- SET PROBLEM: Using the data below, copy each line that includes the word "serial".

- TASK MATERIAL:
######

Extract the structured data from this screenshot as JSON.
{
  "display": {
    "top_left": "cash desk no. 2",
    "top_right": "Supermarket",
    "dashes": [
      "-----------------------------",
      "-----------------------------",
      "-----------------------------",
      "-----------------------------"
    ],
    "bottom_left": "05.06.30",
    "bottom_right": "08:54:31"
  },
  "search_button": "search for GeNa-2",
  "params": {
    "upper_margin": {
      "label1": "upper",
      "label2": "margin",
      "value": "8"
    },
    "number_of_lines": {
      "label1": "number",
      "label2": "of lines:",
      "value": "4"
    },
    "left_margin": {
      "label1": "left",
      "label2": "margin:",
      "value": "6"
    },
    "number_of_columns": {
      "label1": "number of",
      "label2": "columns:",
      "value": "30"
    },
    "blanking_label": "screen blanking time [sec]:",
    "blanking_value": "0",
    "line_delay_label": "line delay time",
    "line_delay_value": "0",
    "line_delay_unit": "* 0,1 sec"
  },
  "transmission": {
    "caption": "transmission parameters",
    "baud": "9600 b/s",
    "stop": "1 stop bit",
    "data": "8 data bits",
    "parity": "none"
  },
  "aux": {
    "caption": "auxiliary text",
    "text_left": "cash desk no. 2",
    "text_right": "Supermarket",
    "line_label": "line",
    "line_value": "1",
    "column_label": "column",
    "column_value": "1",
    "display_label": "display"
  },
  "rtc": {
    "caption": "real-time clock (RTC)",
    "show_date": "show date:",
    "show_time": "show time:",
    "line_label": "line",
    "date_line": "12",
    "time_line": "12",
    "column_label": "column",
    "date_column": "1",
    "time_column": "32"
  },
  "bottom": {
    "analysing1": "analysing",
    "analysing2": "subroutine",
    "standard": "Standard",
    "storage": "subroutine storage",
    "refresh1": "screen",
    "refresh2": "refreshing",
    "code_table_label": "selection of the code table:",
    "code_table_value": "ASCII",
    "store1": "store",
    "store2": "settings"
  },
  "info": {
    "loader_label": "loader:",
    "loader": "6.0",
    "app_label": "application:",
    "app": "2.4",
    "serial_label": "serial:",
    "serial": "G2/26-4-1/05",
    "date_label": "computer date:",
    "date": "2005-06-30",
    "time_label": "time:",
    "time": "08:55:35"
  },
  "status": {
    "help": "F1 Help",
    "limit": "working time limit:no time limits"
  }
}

######

- EXERCISE RESULT:
    "serial_label": "serial:",
    "serial": "G2/26-4-1/05",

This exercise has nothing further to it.